- [Directive] Pick out and copy every line below that has the word "Spiderman".

+---+

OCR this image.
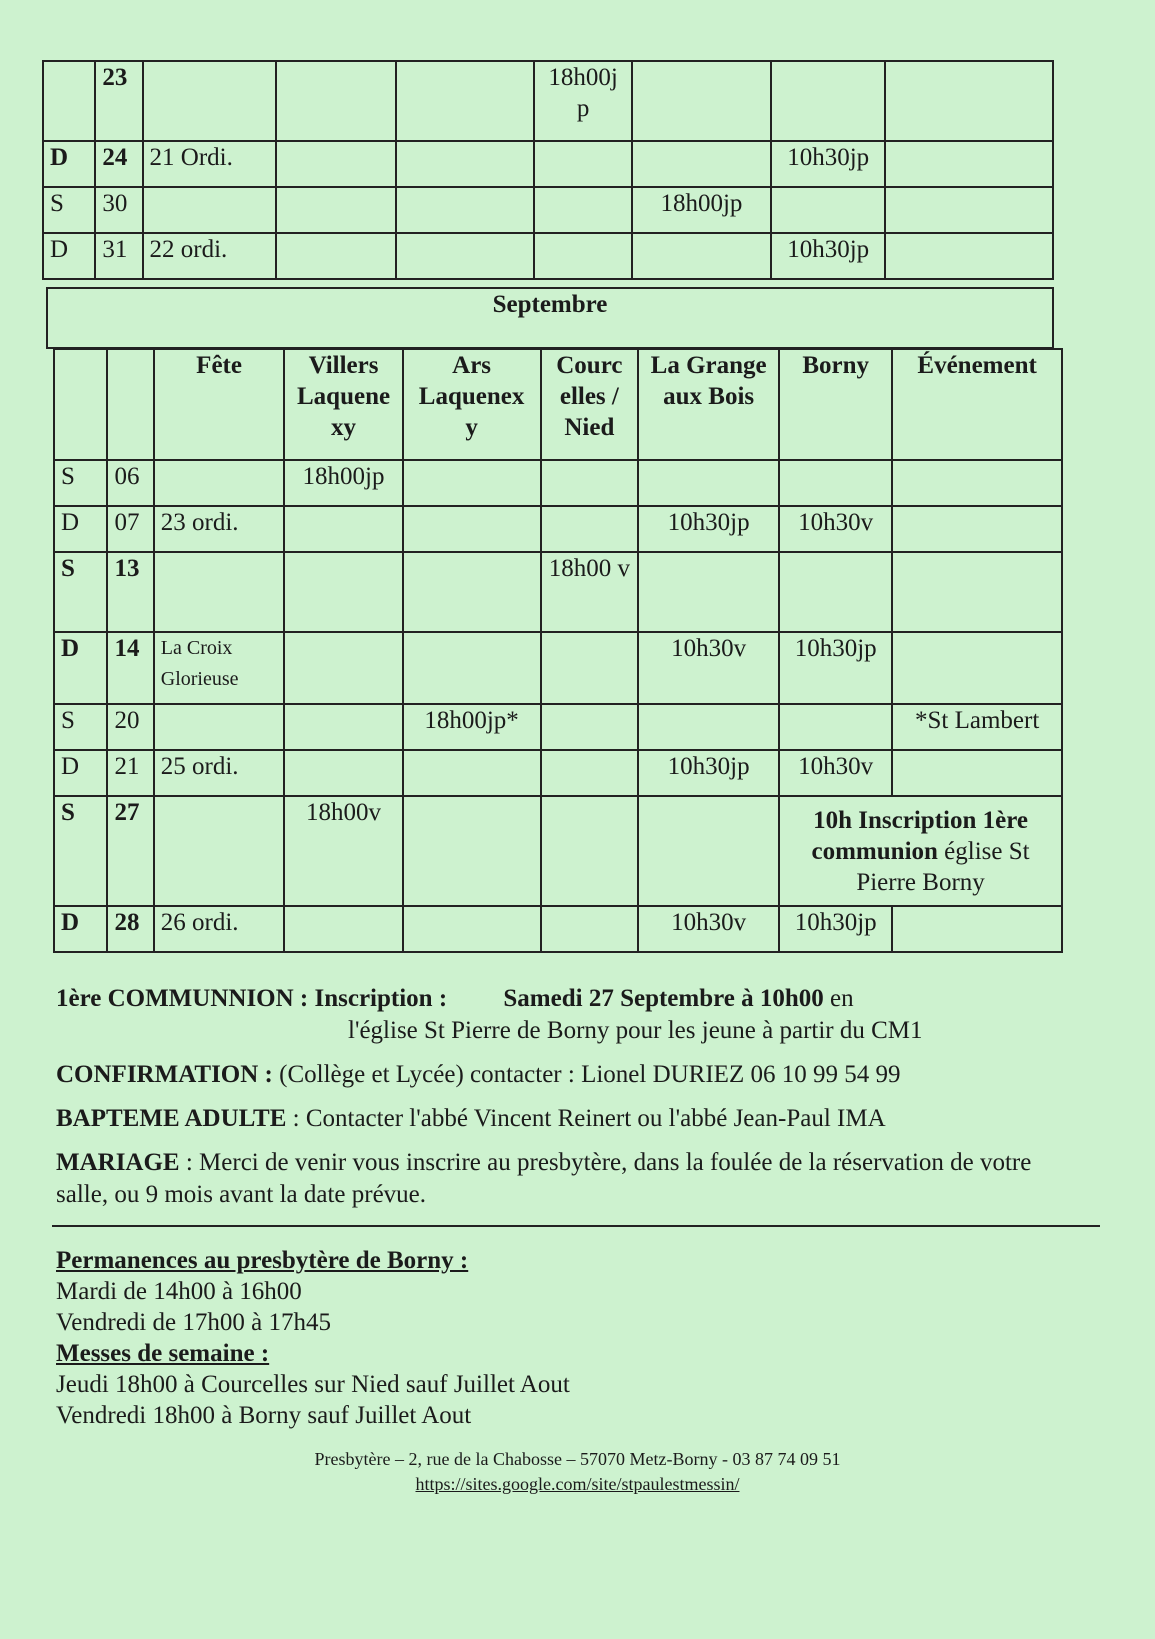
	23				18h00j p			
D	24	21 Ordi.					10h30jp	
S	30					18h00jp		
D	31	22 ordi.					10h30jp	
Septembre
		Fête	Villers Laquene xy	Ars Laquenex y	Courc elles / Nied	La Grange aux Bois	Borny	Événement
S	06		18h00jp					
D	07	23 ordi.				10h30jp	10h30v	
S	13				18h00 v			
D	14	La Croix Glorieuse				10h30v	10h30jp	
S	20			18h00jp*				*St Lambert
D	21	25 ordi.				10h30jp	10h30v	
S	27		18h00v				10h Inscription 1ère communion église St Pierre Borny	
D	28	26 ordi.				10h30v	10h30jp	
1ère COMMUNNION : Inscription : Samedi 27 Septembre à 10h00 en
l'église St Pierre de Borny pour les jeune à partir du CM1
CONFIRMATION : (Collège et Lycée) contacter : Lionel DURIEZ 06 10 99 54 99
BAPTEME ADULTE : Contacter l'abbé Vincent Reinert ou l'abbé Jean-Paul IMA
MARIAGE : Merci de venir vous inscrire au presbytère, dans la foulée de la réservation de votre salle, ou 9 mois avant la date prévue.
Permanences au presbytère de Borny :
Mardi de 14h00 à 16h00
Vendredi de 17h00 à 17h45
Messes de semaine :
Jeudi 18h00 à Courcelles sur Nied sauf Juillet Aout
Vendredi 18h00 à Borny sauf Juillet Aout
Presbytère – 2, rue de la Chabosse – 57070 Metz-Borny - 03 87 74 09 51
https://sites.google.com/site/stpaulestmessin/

+---+

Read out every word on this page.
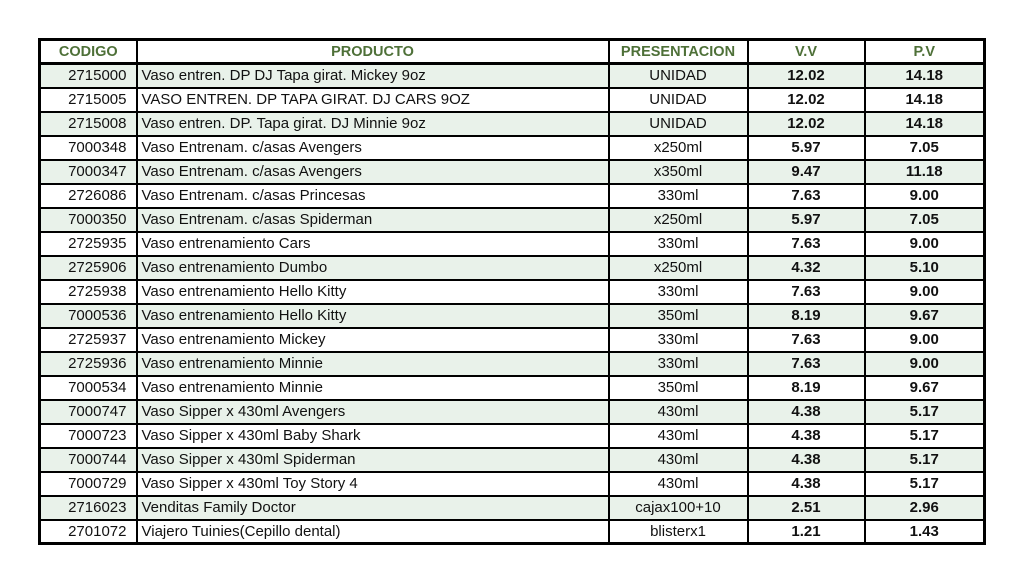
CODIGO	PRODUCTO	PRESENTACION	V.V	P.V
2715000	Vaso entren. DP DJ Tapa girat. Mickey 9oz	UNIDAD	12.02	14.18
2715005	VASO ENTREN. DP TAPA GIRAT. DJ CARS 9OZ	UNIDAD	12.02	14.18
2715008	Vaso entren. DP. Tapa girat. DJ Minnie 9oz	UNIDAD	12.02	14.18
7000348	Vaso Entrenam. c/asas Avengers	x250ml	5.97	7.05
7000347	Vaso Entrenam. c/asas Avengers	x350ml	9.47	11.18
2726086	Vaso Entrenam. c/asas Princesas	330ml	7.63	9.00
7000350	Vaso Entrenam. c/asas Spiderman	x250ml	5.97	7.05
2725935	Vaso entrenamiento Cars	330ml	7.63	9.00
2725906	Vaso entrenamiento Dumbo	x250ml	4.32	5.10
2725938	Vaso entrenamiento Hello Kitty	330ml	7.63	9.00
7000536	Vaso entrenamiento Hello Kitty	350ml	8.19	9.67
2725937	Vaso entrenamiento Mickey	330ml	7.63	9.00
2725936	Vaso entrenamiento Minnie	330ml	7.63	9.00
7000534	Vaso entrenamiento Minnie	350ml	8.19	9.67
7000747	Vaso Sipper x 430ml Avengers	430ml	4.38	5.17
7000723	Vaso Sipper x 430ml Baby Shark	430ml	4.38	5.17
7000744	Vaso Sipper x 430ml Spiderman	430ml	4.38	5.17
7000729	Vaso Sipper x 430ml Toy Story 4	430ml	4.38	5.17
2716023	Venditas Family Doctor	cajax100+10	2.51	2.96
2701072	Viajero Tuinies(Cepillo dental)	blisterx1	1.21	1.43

+---+

- [Expected answer]
7000350	Vaso Entrenam. c/asas Spiderman	x250ml	5.97	7.05
7000744	Vaso Sipper x 430ml Spiderman	430ml	4.38	5.17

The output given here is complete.